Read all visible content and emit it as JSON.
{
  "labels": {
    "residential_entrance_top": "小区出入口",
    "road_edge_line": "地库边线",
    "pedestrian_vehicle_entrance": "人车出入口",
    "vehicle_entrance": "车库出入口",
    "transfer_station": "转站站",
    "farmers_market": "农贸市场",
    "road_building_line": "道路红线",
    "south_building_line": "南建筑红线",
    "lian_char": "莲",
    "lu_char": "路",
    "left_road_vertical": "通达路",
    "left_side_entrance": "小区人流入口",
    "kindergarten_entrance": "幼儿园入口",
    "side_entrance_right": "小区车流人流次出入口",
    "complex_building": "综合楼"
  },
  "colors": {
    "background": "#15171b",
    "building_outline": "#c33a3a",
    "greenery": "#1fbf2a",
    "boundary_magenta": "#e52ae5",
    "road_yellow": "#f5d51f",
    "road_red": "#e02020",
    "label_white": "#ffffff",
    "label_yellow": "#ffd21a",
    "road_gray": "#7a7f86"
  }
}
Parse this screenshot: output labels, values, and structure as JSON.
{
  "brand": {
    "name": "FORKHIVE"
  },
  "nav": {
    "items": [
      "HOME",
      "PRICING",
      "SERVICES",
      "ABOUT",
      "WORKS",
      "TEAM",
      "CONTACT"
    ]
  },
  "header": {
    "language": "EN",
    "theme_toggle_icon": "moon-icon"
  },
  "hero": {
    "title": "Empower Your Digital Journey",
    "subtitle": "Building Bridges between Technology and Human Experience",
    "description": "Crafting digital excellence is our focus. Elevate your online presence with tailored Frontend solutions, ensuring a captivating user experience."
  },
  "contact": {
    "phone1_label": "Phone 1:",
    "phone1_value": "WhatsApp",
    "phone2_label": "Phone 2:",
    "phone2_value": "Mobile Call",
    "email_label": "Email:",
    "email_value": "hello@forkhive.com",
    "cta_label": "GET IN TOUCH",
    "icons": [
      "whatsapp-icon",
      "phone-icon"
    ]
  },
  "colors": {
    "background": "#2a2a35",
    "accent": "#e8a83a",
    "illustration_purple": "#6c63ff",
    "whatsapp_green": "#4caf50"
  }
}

* **TASK DETAILS**
Go through the records above, find every line with the word "background", and list those lines.

* **PROBLEM SOLUTION**
    "background": "#15171b",
    "background": "#2a2a35",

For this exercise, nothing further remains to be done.